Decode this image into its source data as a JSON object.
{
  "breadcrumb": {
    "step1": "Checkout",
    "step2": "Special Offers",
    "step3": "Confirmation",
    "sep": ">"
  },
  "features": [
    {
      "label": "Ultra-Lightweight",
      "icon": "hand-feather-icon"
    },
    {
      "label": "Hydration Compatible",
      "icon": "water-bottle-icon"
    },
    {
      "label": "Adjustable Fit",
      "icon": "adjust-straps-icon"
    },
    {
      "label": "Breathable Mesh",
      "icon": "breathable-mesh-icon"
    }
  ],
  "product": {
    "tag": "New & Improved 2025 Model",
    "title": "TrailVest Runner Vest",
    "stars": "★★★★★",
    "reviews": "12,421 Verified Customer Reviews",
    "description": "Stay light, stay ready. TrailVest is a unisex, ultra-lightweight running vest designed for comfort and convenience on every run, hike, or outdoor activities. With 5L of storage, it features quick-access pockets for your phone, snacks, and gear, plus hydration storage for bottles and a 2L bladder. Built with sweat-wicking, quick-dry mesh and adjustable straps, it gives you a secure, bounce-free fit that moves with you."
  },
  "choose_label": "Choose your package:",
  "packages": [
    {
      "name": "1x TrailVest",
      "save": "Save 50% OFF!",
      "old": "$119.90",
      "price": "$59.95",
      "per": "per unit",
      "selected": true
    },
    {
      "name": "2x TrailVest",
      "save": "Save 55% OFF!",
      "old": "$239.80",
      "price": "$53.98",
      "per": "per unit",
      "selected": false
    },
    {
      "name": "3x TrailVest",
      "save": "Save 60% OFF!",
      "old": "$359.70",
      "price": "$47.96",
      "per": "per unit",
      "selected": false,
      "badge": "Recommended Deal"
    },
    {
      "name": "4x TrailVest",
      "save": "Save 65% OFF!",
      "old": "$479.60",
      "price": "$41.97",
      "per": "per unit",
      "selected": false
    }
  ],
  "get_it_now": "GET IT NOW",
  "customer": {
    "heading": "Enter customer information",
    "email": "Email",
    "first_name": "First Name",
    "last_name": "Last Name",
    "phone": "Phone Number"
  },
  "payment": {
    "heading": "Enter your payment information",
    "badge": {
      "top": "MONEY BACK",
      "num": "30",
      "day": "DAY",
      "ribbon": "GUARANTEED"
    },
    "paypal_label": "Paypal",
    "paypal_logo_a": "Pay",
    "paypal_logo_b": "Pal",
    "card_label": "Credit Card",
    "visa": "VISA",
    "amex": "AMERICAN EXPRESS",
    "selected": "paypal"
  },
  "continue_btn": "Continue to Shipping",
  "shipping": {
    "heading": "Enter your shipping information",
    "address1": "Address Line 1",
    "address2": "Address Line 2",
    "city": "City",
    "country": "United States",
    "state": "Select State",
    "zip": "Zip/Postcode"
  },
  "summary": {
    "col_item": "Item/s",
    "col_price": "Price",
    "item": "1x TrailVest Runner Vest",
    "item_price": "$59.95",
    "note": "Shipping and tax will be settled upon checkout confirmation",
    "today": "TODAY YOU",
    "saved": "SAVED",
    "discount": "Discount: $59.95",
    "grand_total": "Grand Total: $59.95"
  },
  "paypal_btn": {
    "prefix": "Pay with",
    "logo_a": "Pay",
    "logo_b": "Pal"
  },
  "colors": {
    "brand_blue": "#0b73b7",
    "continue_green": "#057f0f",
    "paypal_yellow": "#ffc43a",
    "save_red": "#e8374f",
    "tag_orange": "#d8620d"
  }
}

- - -

To be done> Ascertain the number of lines in the entries that include the word "Address", and report only that number.

Solution for this task> 2